Take down each entry exactly as written.

Dataset records
━━━

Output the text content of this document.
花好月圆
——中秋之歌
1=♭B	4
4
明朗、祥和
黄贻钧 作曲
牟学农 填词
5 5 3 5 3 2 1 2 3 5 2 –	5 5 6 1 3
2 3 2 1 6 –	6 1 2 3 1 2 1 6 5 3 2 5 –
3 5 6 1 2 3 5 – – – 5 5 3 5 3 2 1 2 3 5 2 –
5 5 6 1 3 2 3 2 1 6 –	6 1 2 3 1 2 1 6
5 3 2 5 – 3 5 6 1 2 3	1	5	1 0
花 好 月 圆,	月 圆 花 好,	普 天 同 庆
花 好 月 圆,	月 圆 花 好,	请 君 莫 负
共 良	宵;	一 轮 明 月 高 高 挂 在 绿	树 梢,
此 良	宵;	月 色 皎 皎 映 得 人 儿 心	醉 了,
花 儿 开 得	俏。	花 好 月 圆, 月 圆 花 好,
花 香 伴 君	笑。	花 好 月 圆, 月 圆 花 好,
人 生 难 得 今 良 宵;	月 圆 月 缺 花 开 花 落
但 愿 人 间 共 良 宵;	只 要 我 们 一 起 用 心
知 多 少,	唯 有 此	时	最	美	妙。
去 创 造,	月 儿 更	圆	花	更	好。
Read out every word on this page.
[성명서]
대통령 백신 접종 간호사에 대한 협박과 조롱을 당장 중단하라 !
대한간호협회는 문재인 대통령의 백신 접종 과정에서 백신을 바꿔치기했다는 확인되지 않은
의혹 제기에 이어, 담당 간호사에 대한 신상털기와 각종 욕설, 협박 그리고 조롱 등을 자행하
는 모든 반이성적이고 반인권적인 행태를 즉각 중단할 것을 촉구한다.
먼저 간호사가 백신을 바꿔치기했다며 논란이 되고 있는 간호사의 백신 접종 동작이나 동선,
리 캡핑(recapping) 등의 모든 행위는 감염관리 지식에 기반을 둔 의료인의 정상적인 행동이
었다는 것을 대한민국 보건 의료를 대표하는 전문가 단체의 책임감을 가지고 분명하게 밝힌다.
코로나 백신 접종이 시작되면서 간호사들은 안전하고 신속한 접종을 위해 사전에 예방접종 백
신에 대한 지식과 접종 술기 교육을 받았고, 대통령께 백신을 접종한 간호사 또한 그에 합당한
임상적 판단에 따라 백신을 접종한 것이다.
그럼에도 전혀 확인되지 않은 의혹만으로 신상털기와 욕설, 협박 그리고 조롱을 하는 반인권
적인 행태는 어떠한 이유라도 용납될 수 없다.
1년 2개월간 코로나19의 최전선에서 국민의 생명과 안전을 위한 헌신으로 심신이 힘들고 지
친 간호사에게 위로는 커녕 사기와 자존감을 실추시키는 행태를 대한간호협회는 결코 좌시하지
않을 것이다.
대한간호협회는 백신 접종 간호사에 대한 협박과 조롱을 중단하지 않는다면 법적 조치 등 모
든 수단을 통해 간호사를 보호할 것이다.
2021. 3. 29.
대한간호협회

━━━

RESULT OF THIS TASK |
Output the text content of this document.
花好月圆
——中秋之歌
1=♭B	4
4
明朗、祥和
黄贻钧 作曲
牟学农 填词
5 5 3 5 3 2 1 2 3 5 2 –	5 5 6 1 3
2 3 2 1 6 –	6 1 2 3 1 2 1 6 5 3 2 5 –
3 5 6 1 2 3 5 – – – 5 5 3 5 3 2 1 2 3 5 2 –
5 5 6 1 3 2 3 2 1 6 –	6 1 2 3 1 2 1 6
5 3 2 5 – 3 5 6 1 2 3	1	5	1 0
花 好 月 圆,	月 圆 花 好,	普 天 同 庆
花 好 月 圆,	月 圆 花 好,	请 君 莫 负
共 良	宵;	一 轮 明 月 高 高 挂 在 绿	树 梢,
此 良	宵;	月 色 皎 皎 映 得 人 儿 心	醉 了,
花 儿 开 得	俏。	花 好 月 圆, 月 圆 花 好,
花 香 伴 君	笑。	花 好 月 圆, 月 圆 花 好,
人 生 难 得 今 良 宵;	月 圆 月 缺 花 开 花 落
但 愿 人 间 共 良 宵;	只 要 我 们 一 起 用 心
知 多 少,	唯 有 此	时	最	美	妙。
去 创 造,	月 儿 更	圆	花	更	好。
Read out every word on this page.
[성명서]
대통령 백신 접종 간호사에 대한 협박과 조롱을 당장 중단하라 !
대한간호협회는 문재인 대통령의 백신 접종 과정에서 백신을 바꿔치기했다는 확인되지 않은
의혹 제기에 이어, 담당 간호사에 대한 신상털기와 각종 욕설, 협박 그리고 조롱 등을 자행하
는 모든 반이성적이고 반인권적인 행태를 즉각 중단할 것을 촉구한다.
먼저 간호사가 백신을 바꿔치기했다며 논란이 되고 있는 간호사의 백신 접종 동작이나 동선,
리 캡핑(recapping) 등의 모든 행위는 감염관리 지식에 기반을 둔 의료인의 정상적인 행동이
었다는 것을 대한민국 보건 의료를 대표하는 전문가 단체의 책임감을 가지고 분명하게 밝힌다.
코로나 백신 접종이 시작되면서 간호사들은 안전하고 신속한 접종을 위해 사전에 예방접종 백
신에 대한 지식과 접종 술기 교육을 받았고, 대통령께 백신을 접종한 간호사 또한 그에 합당한
임상적 판단에 따라 백신을 접종한 것이다.
그럼에도 전혀 확인되지 않은 의혹만으로 신상털기와 욕설, 협박 그리고 조롱을 하는 반인권
적인 행태는 어떠한 이유라도 용납될 수 없다.
1년 2개월간 코로나19의 최전선에서 국민의 생명과 안전을 위한 헌신으로 심신이 힘들고 지
친 간호사에게 위로는 커녕 사기와 자존감을 실추시키는 행태를 대한간호협회는 결코 좌시하지
않을 것이다.
대한간호협회는 백신 접종 간호사에 대한 협박과 조롱을 중단하지 않는다면 법적 조치 등 모
든 수단을 통해 간호사를 보호할 것이다.
2021. 3. 29.
대한간호협회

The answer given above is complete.